> [DIRECTIONS FOR THIS TASK]
Copy out every line of the data exactly.

══ DATA PROVIDED

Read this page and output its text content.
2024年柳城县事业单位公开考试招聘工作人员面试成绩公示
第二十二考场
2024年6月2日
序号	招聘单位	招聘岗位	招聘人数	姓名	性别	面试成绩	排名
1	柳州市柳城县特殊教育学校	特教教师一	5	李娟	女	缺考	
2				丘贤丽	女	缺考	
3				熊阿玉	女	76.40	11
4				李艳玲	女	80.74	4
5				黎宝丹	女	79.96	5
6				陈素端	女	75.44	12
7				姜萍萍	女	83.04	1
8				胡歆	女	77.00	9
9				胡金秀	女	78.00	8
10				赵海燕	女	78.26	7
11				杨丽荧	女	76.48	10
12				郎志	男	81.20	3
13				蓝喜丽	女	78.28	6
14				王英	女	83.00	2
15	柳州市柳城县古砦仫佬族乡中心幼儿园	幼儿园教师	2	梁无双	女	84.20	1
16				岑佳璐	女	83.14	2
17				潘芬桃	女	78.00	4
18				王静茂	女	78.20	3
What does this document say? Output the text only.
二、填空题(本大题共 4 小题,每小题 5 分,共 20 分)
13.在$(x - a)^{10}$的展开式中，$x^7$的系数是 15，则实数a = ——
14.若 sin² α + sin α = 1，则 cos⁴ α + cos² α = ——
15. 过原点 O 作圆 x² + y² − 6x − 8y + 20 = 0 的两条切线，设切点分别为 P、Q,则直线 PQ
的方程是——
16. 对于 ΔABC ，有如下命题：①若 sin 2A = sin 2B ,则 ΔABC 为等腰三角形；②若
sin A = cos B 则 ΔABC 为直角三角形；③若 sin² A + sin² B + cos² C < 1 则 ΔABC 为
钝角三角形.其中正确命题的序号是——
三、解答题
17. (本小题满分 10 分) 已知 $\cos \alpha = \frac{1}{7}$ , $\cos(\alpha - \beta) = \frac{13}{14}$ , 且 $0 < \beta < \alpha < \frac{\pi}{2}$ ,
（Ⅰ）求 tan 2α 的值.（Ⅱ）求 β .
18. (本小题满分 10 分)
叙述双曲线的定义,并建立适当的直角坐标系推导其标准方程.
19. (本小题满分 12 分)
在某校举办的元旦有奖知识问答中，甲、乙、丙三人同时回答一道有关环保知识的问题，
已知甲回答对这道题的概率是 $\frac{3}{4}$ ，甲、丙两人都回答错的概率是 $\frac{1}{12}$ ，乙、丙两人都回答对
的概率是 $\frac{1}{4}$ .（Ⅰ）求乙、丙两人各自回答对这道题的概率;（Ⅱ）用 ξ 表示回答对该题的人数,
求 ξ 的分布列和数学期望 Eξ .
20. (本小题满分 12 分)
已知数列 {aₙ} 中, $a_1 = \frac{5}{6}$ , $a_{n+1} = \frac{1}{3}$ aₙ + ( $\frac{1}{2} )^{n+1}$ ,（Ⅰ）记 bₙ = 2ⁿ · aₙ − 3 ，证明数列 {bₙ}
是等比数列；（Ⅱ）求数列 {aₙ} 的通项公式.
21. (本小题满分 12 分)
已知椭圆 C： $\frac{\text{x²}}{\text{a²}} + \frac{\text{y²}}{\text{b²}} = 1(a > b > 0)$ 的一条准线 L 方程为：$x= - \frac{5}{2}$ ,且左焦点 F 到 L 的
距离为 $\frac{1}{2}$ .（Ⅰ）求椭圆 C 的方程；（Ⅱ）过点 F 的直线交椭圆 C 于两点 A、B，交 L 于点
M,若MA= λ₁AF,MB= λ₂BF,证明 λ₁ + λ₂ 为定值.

════

> [RESPONSE FOR THIS EXERCISE]
Read this page and output its text content.
2024年柳城县事业单位公开考试招聘工作人员面试成绩公示
第二十二考场
2024年6月2日
序号	招聘单位	招聘岗位	招聘人数	姓名	性别	面试成绩	排名
1	柳州市柳城县特殊教育学校	特教教师一	5	李娟	女	缺考	
2				丘贤丽	女	缺考	
3				熊阿玉	女	76.40	11
4				李艳玲	女	80.74	4
5				黎宝丹	女	79.96	5
6				陈素端	女	75.44	12
7				姜萍萍	女	83.04	1
8				胡歆	女	77.00	9
9				胡金秀	女	78.00	8
10				赵海燕	女	78.26	7
11				杨丽荧	女	76.48	10
12				郎志	男	81.20	3
13				蓝喜丽	女	78.28	6
14				王英	女	83.00	2
15	柳州市柳城县古砦仫佬族乡中心幼儿园	幼儿园教师	2	梁无双	女	84.20	1
16				岑佳璐	女	83.14	2
17				潘芬桃	女	78.00	4
18				王静茂	女	78.20	3
What does this document say? Output the text only.
二、填空题(本大题共 4 小题,每小题 5 分,共 20 分)
13.在$(x - a)^{10}$的展开式中，$x^7$的系数是 15，则实数a = ——
14.若 sin² α + sin α = 1，则 cos⁴ α + cos² α = ——
15. 过原点 O 作圆 x² + y² − 6x − 8y + 20 = 0 的两条切线，设切点分别为 P、Q,则直线 PQ
的方程是——
16. 对于 ΔABC ，有如下命题：①若 sin 2A = sin 2B ,则 ΔABC 为等腰三角形；②若
sin A = cos B 则 ΔABC 为直角三角形；③若 sin² A + sin² B + cos² C < 1 则 ΔABC 为
钝角三角形.其中正确命题的序号是——
三、解答题
17. (本小题满分 10 分) 已知 $\cos \alpha = \frac{1}{7}$ , $\cos(\alpha - \beta) = \frac{13}{14}$ , 且 $0 < \beta < \alpha < \frac{\pi}{2}$ ,
（Ⅰ）求 tan 2α 的值.（Ⅱ）求 β .
18. (本小题满分 10 分)
叙述双曲线的定义,并建立适当的直角坐标系推导其标准方程.
19. (本小题满分 12 分)
在某校举办的元旦有奖知识问答中，甲、乙、丙三人同时回答一道有关环保知识的问题，
已知甲回答对这道题的概率是 $\frac{3}{4}$ ，甲、丙两人都回答错的概率是 $\frac{1}{12}$ ，乙、丙两人都回答对
的概率是 $\frac{1}{4}$ .（Ⅰ）求乙、丙两人各自回答对这道题的概率;（Ⅱ）用 ξ 表示回答对该题的人数,
求 ξ 的分布列和数学期望 Eξ .
20. (本小题满分 12 分)
已知数列 {aₙ} 中, $a_1 = \frac{5}{6}$ , $a_{n+1} = \frac{1}{3}$ aₙ + ( $\frac{1}{2} )^{n+1}$ ,（Ⅰ）记 bₙ = 2ⁿ · aₙ − 3 ，证明数列 {bₙ}
是等比数列；（Ⅱ）求数列 {aₙ} 的通项公式.
21. (本小题满分 12 分)
已知椭圆 C： $\frac{\text{x²}}{\text{a²}} + \frac{\text{y²}}{\text{b²}} = 1(a > b > 0)$ 的一条准线 L 方程为：$x= - \frac{5}{2}$ ,且左焦点 F 到 L 的
距离为 $\frac{1}{2}$ .（Ⅰ）求椭圆 C 的方程；（Ⅱ）过点 F 的直线交椭圆 C 于两点 A、B，交 L 于点
M,若MA= λ₁AF,MB= λ₂BF,证明 λ₁ + λ₂ 为定值.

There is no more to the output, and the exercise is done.